# WHAT IS ASKED
Write out the listing beneath this instruction in its entirety, exactly as it reads.

# ROWS
◆ ◆ ◆ ◆

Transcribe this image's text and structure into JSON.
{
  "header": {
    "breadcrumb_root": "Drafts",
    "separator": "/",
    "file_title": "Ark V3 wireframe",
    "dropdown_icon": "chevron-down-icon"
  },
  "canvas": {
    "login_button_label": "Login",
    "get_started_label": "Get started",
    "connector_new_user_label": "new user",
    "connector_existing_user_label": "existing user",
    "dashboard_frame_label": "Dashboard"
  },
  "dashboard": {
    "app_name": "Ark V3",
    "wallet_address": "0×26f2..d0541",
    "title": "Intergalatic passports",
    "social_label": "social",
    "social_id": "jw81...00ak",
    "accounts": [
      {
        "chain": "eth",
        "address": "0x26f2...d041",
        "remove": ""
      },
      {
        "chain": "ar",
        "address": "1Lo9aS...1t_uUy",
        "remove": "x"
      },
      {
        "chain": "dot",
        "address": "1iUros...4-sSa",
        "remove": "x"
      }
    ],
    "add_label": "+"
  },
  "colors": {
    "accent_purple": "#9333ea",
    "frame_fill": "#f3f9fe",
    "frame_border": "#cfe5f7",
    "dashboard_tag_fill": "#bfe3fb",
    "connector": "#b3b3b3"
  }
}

◆ ◆ ◆ ◆

# THE ANSWER
Transcribe this image's text and structure into JSON.
{
  "header": {
    "breadcrumb_root": "Drafts",
    "separator": "/",
    "file_title": "Ark V3 wireframe",
    "dropdown_icon": "chevron-down-icon"
  },
  "canvas": {
    "login_button_label": "Login",
    "get_started_label": "Get started",
    "connector_new_user_label": "new user",
    "connector_existing_user_label": "existing user",
    "dashboard_frame_label": "Dashboard"
  },
  "dashboard": {
    "app_name": "Ark V3",
    "wallet_address": "0×26f2..d0541",
    "title": "Intergalatic passports",
    "social_label": "social",
    "social_id": "jw81...00ak",
    "accounts": [
      {
        "chain": "eth",
        "address": "0x26f2...d041",
        "remove": ""
      },
      {
        "chain": "ar",
        "address": "1Lo9aS...1t_uUy",
        "remove": "x"
      },
      {
        "chain": "dot",
        "address": "1iUros...4-sSa",
        "remove": "x"
      }
    ],
    "add_label": "+"
  },
  "colors": {
    "accent_purple": "#9333ea",
    "frame_fill": "#f3f9fe",
    "frame_border": "#cfe5f7",
    "dashboard_tag_fill": "#bfe3fb",
    "connector": "#b3b3b3"
  }
}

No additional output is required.